Figure record listings:
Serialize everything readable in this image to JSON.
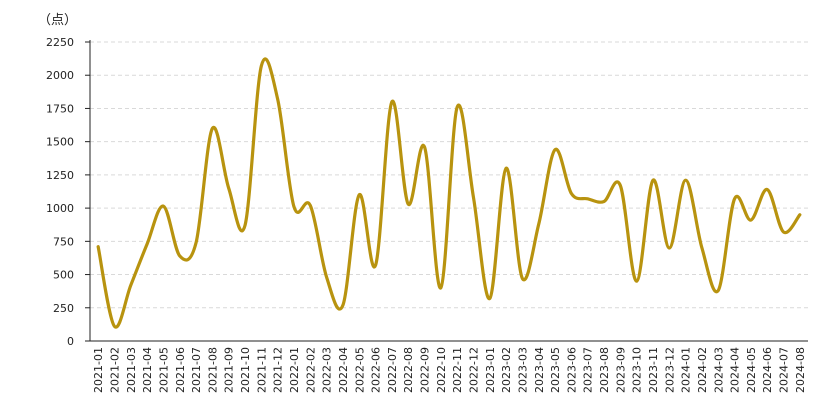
{
  "chart_data": {
    "type": "line",
    "unit_label": "（点）",
    "categories": [
      "2021-01",
      "2021-02",
      "2021-03",
      "2021-04",
      "2021-05",
      "2021-06",
      "2021-07",
      "2021-08",
      "2021-09",
      "2021-10",
      "2021-11",
      "2021-12",
      "2022-01",
      "2022-02",
      "2022-03",
      "2022-04",
      "2022-05",
      "2022-06",
      "2022-07",
      "2022-08",
      "2022-09",
      "2022-10",
      "2022-11",
      "2022-12",
      "2023-01",
      "2023-02",
      "2023-03",
      "2023-04",
      "2023-05",
      "2023-06",
      "2023-07",
      "2023-08",
      "2023-09",
      "2023-10",
      "2023-11",
      "2023-12",
      "2024-01",
      "2024-02",
      "2024-03",
      "2024-04",
      "2024-05",
      "2024-06",
      "2024-07",
      "2024-08"
    ],
    "yticks": [
      "0",
      "250",
      "500",
      "750",
      "1000",
      "1250",
      "1500",
      "1750",
      "2000",
      "2250"
    ],
    "ylim": [
      0,
      2250
    ],
    "grid": true,
    "series": [
      {
        "color": "#B8930F",
        "values": [
          710,
          110,
          420,
          730,
          1015,
          640,
          740,
          1600,
          1150,
          870,
          2070,
          1820,
          1010,
          1020,
          480,
          270,
          1100,
          570,
          1800,
          1030,
          1460,
          400,
          1760,
          1080,
          320,
          1300,
          470,
          880,
          1440,
          1110,
          1070,
          1050,
          1170,
          450,
          1210,
          700,
          1210,
          700,
          380,
          1070,
          910,
          1140,
          820,
          950
        ]
      }
    ]
  }
}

### GIVEN INSTRUCTION
Exclude the images and reproduce the remaining data exactly.

### TASK ANSWER
Serialize everything readable in this image to JSON.
{
  "chart_data": {
    "type": "line",
    "unit_label": "（点）",
    "categories": [
      "2021-01",
      "2021-02",
      "2021-03",
      "2021-04",
      "2021-05",
      "2021-06",
      "2021-07",
      "2021-08",
      "2021-09",
      "2021-10",
      "2021-11",
      "2021-12",
      "2022-01",
      "2022-02",
      "2022-03",
      "2022-04",
      "2022-05",
      "2022-06",
      "2022-07",
      "2022-08",
      "2022-09",
      "2022-10",
      "2022-11",
      "2022-12",
      "2023-01",
      "2023-02",
      "2023-03",
      "2023-04",
      "2023-05",
      "2023-06",
      "2023-07",
      "2023-08",
      "2023-09",
      "2023-10",
      "2023-11",
      "2023-12",
      "2024-01",
      "2024-02",
      "2024-03",
      "2024-04",
      "2024-05",
      "2024-06",
      "2024-07",
      "2024-08"
    ],
    "yticks": [
      "0",
      "250",
      "500",
      "750",
      "1000",
      "1250",
      "1500",
      "1750",
      "2000",
      "2250"
    ],
    "ylim": [
      0,
      2250
    ],
    "grid": true,
    "series": [
      {
        "color": "#B8930F",
        "values": [
          710,
          110,
          420,
          730,
          1015,
          640,
          740,
          1600,
          1150,
          870,
          2070,
          1820,
          1010,
          1020,
          480,
          270,
          1100,
          570,
          1800,
          1030,
          1460,
          400,
          1760,
          1080,
          320,
          1300,
          470,
          880,
          1440,
          1110,
          1070,
          1050,
          1170,
          450,
          1210,
          700,
          1210,
          700,
          380,
          1070,
          910,
          1140,
          820,
          950
        ]
      }
    ]
  }
}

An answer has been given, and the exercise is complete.